Task statement. Your task is to print the material below exactly as presented.

Data to use.

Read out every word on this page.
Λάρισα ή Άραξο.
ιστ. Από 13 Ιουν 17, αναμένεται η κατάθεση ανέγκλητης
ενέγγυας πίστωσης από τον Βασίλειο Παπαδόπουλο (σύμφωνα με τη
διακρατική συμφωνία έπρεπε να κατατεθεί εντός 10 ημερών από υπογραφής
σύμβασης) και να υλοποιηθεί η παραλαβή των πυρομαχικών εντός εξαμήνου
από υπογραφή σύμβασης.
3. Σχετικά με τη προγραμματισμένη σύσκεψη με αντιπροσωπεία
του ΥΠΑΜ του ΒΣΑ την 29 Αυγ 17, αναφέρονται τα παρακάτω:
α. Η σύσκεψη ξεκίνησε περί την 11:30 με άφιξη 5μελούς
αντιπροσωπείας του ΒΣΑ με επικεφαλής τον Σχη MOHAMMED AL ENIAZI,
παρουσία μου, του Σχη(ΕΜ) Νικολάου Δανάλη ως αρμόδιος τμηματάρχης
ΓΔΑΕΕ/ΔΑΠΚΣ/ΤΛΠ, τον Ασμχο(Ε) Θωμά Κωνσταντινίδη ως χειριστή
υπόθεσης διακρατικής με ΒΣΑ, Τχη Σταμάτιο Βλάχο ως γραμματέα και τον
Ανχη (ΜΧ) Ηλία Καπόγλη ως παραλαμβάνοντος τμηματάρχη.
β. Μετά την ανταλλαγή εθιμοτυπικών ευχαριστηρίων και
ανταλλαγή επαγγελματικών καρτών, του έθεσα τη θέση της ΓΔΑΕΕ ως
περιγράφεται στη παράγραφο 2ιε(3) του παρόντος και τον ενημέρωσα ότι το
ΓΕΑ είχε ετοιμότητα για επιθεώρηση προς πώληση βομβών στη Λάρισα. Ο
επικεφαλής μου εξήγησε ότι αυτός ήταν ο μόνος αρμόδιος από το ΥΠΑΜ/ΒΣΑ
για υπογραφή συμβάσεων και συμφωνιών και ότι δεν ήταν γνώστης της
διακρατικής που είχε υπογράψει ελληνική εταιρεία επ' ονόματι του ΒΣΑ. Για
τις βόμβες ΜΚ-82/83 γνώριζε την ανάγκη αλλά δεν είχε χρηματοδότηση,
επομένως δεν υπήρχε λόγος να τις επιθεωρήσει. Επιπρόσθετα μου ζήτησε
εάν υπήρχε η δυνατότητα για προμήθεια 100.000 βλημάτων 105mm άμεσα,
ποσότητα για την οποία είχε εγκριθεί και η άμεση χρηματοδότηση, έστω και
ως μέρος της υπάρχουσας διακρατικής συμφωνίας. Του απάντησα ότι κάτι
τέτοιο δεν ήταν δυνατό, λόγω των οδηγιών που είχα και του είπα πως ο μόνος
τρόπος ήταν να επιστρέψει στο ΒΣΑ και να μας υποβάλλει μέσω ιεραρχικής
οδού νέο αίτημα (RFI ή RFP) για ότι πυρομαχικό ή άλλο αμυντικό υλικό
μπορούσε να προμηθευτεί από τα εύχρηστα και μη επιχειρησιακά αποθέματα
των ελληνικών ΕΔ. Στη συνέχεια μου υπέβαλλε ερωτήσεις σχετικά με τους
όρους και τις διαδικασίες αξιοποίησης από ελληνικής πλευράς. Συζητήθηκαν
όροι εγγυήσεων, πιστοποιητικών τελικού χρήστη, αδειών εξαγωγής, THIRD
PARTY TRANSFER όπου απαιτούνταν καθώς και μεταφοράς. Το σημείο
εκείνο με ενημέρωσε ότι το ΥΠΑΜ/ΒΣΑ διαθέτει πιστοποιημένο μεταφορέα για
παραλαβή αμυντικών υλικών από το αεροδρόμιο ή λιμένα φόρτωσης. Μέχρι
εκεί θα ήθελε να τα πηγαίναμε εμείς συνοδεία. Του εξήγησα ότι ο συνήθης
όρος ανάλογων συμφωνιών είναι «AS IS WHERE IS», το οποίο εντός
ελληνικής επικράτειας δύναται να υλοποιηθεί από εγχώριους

The completed task.
Read out every word on this page.
Λάρισα ή Άραξο.
ιστ. Από 13 Ιουν 17, αναμένεται η κατάθεση ανέγκλητης
ενέγγυας πίστωσης από τον Βασίλειο Παπαδόπουλο (σύμφωνα με τη
διακρατική συμφωνία έπρεπε να κατατεθεί εντός 10 ημερών από υπογραφής
σύμβασης) και να υλοποιηθεί η παραλαβή των πυρομαχικών εντός εξαμήνου
από υπογραφή σύμβασης.
3. Σχετικά με τη προγραμματισμένη σύσκεψη με αντιπροσωπεία
του ΥΠΑΜ του ΒΣΑ την 29 Αυγ 17, αναφέρονται τα παρακάτω:
α. Η σύσκεψη ξεκίνησε περί την 11:30 με άφιξη 5μελούς
αντιπροσωπείας του ΒΣΑ με επικεφαλής τον Σχη MOHAMMED AL ENIAZI,
παρουσία μου, του Σχη(ΕΜ) Νικολάου Δανάλη ως αρμόδιος τμηματάρχης
ΓΔΑΕΕ/ΔΑΠΚΣ/ΤΛΠ, τον Ασμχο(Ε) Θωμά Κωνσταντινίδη ως χειριστή
υπόθεσης διακρατικής με ΒΣΑ, Τχη Σταμάτιο Βλάχο ως γραμματέα και τον
Ανχη (ΜΧ) Ηλία Καπόγλη ως παραλαμβάνοντος τμηματάρχη.
β. Μετά την ανταλλαγή εθιμοτυπικών ευχαριστηρίων και
ανταλλαγή επαγγελματικών καρτών, του έθεσα τη θέση της ΓΔΑΕΕ ως
περιγράφεται στη παράγραφο 2ιε(3) του παρόντος και τον ενημέρωσα ότι το
ΓΕΑ είχε ετοιμότητα για επιθεώρηση προς πώληση βομβών στη Λάρισα. Ο
επικεφαλής μου εξήγησε ότι αυτός ήταν ο μόνος αρμόδιος από το ΥΠΑΜ/ΒΣΑ
για υπογραφή συμβάσεων και συμφωνιών και ότι δεν ήταν γνώστης της
διακρατικής που είχε υπογράψει ελληνική εταιρεία επ' ονόματι του ΒΣΑ. Για
τις βόμβες ΜΚ-82/83 γνώριζε την ανάγκη αλλά δεν είχε χρηματοδότηση,
επομένως δεν υπήρχε λόγος να τις επιθεωρήσει. Επιπρόσθετα μου ζήτησε
εάν υπήρχε η δυνατότητα για προμήθεια 100.000 βλημάτων 105mm άμεσα,
ποσότητα για την οποία είχε εγκριθεί και η άμεση χρηματοδότηση, έστω και
ως μέρος της υπάρχουσας διακρατικής συμφωνίας. Του απάντησα ότι κάτι
τέτοιο δεν ήταν δυνατό, λόγω των οδηγιών που είχα και του είπα πως ο μόνος
τρόπος ήταν να επιστρέψει στο ΒΣΑ και να μας υποβάλλει μέσω ιεραρχικής
οδού νέο αίτημα (RFI ή RFP) για ότι πυρομαχικό ή άλλο αμυντικό υλικό
μπορούσε να προμηθευτεί από τα εύχρηστα και μη επιχειρησιακά αποθέματα
των ελληνικών ΕΔ. Στη συνέχεια μου υπέβαλλε ερωτήσεις σχετικά με τους
όρους και τις διαδικασίες αξιοποίησης από ελληνικής πλευράς. Συζητήθηκαν
όροι εγγυήσεων, πιστοποιητικών τελικού χρήστη, αδειών εξαγωγής, THIRD
PARTY TRANSFER όπου απαιτούνταν καθώς και μεταφοράς. Το σημείο
εκείνο με ενημέρωσε ότι το ΥΠΑΜ/ΒΣΑ διαθέτει πιστοποιημένο μεταφορέα για
παραλαβή αμυντικών υλικών από το αεροδρόμιο ή λιμένα φόρτωσης. Μέχρι
εκεί θα ήθελε να τα πηγαίναμε εμείς συνοδεία. Του εξήγησα ότι ο συνήθης
όρος ανάλογων συμφωνιών είναι «AS IS WHERE IS», το οποίο εντός
ελληνικής επικράτειας δύναται να υλοποιηθεί από εγχώριους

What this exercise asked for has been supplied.